RECORDS SUPPLIED:
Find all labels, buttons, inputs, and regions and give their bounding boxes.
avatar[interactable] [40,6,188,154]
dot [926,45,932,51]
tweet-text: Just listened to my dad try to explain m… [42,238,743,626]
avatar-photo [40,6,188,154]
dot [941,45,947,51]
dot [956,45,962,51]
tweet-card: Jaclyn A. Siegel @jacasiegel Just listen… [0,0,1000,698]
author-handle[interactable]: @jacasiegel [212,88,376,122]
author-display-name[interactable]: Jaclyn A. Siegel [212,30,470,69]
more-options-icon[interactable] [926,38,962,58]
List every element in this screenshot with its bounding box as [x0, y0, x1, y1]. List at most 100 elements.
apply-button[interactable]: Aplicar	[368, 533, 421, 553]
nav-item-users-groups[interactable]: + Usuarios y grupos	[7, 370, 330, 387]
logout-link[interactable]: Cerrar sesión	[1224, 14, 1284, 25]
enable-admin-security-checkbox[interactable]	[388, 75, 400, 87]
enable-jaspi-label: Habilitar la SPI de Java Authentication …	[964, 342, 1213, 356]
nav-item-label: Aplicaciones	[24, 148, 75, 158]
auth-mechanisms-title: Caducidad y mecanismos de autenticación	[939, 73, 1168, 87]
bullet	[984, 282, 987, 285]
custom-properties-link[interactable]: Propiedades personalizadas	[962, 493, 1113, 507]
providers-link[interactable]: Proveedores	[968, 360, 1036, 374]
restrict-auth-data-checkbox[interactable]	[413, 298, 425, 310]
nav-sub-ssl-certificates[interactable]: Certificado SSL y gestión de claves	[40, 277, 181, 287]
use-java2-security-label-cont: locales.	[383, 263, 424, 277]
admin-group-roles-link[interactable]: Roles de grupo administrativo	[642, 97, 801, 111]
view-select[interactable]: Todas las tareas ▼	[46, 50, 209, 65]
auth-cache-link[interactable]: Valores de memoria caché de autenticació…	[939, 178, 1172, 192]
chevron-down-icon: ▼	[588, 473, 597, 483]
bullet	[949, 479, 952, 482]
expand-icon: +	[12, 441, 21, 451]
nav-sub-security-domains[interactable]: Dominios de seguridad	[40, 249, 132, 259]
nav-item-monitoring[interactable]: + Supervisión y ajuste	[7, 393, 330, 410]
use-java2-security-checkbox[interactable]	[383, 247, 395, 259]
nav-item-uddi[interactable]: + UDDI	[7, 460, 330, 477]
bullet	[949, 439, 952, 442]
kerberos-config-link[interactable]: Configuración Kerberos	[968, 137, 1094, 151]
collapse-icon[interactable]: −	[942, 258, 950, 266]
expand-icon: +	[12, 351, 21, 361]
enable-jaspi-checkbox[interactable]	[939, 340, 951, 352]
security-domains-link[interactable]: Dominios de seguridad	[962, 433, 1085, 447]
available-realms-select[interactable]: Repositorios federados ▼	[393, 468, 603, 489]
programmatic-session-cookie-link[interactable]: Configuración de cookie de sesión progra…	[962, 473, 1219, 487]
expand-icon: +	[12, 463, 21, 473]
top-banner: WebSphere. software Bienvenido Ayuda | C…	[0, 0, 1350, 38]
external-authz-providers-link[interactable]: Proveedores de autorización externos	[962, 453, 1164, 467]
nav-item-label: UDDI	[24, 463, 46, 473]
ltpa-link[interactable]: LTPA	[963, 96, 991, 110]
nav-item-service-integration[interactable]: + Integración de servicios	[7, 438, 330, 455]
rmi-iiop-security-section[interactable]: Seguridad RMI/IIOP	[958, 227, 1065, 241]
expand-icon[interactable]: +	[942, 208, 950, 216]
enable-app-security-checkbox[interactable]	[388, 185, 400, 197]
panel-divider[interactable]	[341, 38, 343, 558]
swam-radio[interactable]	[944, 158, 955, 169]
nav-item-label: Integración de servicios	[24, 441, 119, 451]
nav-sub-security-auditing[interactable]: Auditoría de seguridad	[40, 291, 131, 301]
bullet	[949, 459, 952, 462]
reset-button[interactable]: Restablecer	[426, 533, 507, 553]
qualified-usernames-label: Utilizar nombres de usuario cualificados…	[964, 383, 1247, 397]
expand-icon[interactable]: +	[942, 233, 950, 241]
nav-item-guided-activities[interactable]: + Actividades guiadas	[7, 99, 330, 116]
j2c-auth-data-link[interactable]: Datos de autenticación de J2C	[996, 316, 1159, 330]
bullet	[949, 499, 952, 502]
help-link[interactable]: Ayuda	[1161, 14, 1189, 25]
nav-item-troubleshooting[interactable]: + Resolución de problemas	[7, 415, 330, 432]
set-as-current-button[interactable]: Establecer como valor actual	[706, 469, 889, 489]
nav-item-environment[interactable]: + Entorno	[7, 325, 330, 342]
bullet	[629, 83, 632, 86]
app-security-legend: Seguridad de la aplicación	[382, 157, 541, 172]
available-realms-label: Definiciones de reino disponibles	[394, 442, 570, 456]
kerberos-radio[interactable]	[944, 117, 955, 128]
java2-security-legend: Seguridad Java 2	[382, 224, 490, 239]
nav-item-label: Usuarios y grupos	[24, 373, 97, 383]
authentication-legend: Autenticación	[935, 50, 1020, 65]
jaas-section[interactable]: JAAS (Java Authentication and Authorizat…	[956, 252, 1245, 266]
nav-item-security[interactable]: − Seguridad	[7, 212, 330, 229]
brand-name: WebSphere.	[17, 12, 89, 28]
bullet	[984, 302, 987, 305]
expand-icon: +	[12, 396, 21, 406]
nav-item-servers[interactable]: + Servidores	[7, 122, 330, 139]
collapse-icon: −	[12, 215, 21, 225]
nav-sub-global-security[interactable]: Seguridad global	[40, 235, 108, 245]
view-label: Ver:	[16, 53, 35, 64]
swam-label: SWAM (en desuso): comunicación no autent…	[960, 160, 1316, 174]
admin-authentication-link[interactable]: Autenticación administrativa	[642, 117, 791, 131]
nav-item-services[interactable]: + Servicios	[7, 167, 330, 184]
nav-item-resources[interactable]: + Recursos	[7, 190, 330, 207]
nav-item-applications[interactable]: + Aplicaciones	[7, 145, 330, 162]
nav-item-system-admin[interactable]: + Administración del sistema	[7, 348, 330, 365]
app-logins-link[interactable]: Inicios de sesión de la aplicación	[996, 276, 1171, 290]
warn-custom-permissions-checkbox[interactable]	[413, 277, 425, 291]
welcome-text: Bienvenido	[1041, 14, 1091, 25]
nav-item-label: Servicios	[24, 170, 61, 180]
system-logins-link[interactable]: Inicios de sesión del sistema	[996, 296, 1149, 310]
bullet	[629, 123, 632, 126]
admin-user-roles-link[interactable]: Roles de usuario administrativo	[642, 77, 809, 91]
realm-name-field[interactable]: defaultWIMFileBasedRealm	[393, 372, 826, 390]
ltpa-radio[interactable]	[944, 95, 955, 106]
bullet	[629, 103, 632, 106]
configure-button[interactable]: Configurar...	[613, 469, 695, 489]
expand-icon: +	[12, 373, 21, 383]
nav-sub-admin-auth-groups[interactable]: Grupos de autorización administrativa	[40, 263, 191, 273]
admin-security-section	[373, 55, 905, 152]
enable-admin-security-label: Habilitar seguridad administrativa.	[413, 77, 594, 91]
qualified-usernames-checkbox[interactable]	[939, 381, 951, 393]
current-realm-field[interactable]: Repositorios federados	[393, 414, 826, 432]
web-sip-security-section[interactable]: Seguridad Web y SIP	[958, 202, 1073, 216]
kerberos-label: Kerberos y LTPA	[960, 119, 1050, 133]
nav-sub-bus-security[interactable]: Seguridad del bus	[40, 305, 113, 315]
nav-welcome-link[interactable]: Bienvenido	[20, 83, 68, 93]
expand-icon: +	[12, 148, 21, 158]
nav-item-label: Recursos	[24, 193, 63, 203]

DIRECTIONS:
Pull out every line above that contains the string "realms", matching case exactly.

SOLUTION FOR THIS EXERCISE:
available-realms-select[interactable]: Repositorios federados ▼	[393, 468, 603, 489]
available-realms-label: Definiciones de reino disponibles	[394, 442, 570, 456]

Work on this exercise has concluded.